>> start SUPPLIED PASSAGE

The followers of Pythagoras (called Pythagoreans) did not always practice strict vegetarianism, but at least their inner circle did. For the general public, abstention from meat was a hallmark of the so-called "Pythagorean way of life". Both Orphics and strict Pythagoreans also avoided eggs and shunned the ritual offerings of meat to the gods which were an essential part of traditional religious sacrifice. In the 5th century BCE the philosopher Empedocles distinguished himself as a radical advocate of vegetarianism specifically and of respect for animals in general. A fictionalized portrayal of Pythagoras appears in Book XV of Ovid's Metamorphoses, in which he advocates a form of strict vegetarianism. It was through this portrayal that Pythagoras was best known to English-speakers throughout the early modern period and, prior to the coinage of the word "vegetarianism", vegetarians were referred to in English as "Pythagoreans".

The question of whether there are any ethical duties toward animals was hotly debated, and the arguments in dispute were quite similar to the ones familiar in modern discussions on animal rights. Vegetarianism was usually part and parcel of religious convictions connected with the concept of transmigration of the soul (metempsychosis). There was a widely held belief, popular among both vegetarians and non-vegetarians, that in the Golden Age of the beginning of humanity mankind was strictly non-violent. In that utopian state of the world hunting, livestock breeding, and meat-eating, as well as agriculture were unknown and unnecessary, as the earth spontaneously produced in abundance all the food its inhabitants needed. This myth is recorded by Hesiod (Works and Days 109sqq.), Plato (Statesman 271–2), the famous Roman poet Ovid (Metamorphoses 1,89sqq.), and others. Ovid also praised the Pythagorean ideal of universal nonviolence (Metamorphoses 15,72sqq.).

Almost all the Stoics were emphatically anti-vegetarian (with the prominent exception of Seneca). They insisted on the absence of reason in brutes, leading them to conclude that there cannot be any ethical obligations or restraints in dealing with the world of irrational animals. As for the followers of the Cynic school, their extremely frugal way of life entailed a practically meatless diet, but they did not make vegetarianism their maxim.

In the Platonic Academy, the scholarchs (school heads) Xenocrates and (probably) Polemon pleaded for vegetarianism. In the Peripatetic school Theophrastus, Aristotle's immediate successor, supported it. Some of the prominent Platonists and Neo-Platonists in the age of the Roman Empire lived on a vegetarian diet. These included Apollonius of Tyana, Plotinus, and Porphyry. Porphyry wrote a treatise “On abstinence from animal food”, the most elaborate ancient pro-vegetarian text known to us. Porphyry believed that animals are aware and capable of evaluating situations, have memory, and can communicate. He urged that by consuming meat, the body becomes corrupt and unhealthy, leading to obesity. Porphyry maintained that killing an animal is no different from taking the life of a human being – and thus became one of the first to state that animal life is equal to that of a human.

>> end SUPPLIED PASSAGE

PROMPT 1: Rewrite everything in the passage on ancient vegetarianism from "In the Platonic" down to "of a human.", putting "work" in place of "treatise".
PROMPT 2:
Answer these questions using the passage on ancient vegetarianism.
(a) Which Stoic is named as the prominent exception to the Stoics' anti-vegetarian stance?
(b) In which book of Ovid's Metamorphoses does the fictionalized portrayal of Pythagoras appear?
(c) What is the title of the treatise Porphyry wrote?

>> start PROVIDED DATA

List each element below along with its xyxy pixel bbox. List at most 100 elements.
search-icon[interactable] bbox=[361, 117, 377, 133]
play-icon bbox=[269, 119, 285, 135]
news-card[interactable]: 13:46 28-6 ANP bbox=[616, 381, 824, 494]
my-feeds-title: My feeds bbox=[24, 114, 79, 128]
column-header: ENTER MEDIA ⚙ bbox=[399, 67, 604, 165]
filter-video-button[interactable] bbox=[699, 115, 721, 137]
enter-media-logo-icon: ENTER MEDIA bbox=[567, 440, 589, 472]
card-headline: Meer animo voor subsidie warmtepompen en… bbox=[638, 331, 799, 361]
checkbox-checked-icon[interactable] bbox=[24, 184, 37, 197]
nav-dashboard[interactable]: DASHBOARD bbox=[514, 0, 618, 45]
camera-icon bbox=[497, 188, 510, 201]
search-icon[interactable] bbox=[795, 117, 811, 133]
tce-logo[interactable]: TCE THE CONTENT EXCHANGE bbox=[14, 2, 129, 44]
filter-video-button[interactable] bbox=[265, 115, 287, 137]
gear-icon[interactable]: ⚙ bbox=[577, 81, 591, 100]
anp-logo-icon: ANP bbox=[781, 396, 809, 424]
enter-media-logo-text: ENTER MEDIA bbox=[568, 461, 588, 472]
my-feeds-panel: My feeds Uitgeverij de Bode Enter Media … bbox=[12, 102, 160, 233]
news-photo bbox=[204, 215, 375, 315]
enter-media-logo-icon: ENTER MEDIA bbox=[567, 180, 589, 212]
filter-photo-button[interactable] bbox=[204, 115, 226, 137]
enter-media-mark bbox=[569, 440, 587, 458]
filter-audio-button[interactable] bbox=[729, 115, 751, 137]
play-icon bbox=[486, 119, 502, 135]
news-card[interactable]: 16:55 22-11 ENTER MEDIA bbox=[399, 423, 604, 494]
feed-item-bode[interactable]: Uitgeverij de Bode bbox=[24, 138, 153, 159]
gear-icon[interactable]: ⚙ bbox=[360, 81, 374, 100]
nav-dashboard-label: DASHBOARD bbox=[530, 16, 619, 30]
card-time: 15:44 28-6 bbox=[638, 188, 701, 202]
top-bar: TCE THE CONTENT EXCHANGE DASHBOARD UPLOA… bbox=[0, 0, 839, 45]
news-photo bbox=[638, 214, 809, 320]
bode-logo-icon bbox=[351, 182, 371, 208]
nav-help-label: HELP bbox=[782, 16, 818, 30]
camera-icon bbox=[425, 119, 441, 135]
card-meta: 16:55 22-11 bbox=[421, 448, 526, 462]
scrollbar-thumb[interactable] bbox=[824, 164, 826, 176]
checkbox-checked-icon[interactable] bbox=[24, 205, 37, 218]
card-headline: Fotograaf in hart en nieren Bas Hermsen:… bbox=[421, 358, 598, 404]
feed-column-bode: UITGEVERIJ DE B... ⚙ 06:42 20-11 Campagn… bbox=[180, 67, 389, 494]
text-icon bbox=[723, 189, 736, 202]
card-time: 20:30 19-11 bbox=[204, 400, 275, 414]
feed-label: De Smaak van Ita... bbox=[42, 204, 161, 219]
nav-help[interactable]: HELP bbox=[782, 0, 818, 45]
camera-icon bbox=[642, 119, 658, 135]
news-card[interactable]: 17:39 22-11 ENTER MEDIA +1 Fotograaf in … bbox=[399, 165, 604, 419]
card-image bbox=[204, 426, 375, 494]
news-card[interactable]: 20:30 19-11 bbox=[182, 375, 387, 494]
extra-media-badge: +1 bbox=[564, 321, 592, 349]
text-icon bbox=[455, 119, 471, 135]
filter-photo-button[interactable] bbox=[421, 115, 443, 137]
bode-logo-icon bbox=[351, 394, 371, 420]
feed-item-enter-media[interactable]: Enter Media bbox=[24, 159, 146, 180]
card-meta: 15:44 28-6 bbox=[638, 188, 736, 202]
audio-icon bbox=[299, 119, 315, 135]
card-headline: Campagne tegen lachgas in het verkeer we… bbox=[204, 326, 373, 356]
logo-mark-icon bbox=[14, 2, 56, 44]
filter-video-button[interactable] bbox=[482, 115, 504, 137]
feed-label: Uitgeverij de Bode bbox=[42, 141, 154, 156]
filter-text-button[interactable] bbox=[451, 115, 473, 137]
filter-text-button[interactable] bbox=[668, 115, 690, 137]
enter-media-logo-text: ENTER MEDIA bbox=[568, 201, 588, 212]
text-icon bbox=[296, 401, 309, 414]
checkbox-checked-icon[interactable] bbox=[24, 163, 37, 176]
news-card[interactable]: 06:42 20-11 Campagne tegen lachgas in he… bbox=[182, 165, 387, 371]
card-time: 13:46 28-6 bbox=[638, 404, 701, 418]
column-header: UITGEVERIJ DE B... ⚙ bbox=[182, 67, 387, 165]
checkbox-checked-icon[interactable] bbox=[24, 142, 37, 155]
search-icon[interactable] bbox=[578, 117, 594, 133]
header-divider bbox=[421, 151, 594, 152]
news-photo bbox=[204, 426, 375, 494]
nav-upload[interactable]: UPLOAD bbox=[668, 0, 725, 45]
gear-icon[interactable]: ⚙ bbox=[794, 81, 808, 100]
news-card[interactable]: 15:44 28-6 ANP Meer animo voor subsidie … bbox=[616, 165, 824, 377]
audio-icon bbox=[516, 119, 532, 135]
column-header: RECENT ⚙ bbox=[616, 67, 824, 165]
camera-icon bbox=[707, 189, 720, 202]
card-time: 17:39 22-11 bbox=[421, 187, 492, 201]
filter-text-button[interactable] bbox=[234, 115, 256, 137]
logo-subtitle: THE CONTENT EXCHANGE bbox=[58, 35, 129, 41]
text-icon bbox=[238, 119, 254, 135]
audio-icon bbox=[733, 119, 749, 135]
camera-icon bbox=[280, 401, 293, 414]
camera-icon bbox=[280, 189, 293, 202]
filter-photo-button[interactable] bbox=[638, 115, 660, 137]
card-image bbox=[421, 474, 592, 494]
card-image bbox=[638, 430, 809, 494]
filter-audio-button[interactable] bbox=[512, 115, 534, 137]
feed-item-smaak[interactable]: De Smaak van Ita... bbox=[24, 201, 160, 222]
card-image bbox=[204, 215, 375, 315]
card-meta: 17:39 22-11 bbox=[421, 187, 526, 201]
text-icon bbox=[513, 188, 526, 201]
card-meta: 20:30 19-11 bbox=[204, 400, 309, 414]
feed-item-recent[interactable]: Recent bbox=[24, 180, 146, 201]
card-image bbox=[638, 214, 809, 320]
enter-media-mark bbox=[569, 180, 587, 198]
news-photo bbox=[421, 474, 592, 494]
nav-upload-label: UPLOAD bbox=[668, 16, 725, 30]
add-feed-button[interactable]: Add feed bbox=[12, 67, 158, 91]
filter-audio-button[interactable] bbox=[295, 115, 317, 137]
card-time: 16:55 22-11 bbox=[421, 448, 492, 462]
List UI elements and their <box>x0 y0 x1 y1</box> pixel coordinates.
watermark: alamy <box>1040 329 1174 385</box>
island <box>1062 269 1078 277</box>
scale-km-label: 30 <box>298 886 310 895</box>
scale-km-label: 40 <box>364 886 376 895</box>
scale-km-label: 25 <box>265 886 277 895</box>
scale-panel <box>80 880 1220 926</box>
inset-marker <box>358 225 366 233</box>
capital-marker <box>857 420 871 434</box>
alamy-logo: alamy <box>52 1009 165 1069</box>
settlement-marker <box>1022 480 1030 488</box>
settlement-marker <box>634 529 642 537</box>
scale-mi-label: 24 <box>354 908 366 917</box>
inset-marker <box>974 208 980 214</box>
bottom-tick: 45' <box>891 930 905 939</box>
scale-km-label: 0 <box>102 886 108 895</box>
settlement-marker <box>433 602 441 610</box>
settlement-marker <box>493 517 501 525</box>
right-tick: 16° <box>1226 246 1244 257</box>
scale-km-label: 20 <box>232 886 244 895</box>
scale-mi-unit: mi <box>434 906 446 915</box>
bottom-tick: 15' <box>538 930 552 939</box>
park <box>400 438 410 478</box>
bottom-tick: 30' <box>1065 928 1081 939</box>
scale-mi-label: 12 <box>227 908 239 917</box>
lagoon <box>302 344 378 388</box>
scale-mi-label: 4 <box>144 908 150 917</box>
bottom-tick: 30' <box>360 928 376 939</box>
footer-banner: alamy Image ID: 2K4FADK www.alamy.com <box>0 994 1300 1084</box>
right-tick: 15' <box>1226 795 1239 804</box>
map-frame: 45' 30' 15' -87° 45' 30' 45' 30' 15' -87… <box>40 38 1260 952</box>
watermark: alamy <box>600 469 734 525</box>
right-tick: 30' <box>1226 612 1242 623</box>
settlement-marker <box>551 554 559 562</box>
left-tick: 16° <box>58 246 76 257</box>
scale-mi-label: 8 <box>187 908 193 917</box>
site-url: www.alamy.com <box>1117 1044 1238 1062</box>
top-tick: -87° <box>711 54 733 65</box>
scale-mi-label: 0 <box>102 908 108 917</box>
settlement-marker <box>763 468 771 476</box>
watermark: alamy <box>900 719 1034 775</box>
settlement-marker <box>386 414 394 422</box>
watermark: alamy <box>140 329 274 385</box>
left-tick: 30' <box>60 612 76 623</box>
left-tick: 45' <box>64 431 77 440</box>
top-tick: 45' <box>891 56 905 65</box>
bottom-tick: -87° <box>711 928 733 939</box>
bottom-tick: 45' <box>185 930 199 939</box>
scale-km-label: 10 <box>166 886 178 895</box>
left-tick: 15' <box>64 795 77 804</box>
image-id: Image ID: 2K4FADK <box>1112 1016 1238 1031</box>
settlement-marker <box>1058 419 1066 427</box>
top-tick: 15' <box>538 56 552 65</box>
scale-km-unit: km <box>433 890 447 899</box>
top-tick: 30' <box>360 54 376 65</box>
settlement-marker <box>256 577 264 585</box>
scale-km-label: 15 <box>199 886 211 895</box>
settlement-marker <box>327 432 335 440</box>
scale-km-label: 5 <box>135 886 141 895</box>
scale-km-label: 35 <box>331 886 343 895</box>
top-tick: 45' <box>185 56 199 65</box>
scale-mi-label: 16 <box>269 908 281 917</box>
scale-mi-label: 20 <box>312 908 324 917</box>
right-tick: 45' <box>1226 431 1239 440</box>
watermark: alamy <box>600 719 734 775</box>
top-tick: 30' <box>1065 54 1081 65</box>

>> end PROVIDED DATA

TASK SOLUTION 1:
In the Platonic Academy, the scholarchs (school heads) Xenocrates and (probably) Polemon pleaded for vegetarianism. In the Peripatetic school Theophrastus, Aristotle's immediate successor, supported it. Some of the prominent Platonists and Neo-Platonists in the age of the Roman Empire lived on a vegetarian diet. These included Apollonius of Tyana, Plotinus, and Porphyry. Porphyry wrote a work “On abstinence from animal food”, the most elaborate ancient pro-vegetarian text known to us. Porphyry believed that animals are aware and capable of evaluating situations, have memory, and can communicate. He urged that by consuming meat, the body becomes corrupt and unhealthy, leading to obesity. Porphyry maintained that killing an animal is no different from taking the life of a human being – and thus became one of the first to state that animal life is equal to that of a human.

TASK SOLUTION 2:
(a) Seneca.
(b) Book XV.
(c) "On abstinence from animal food".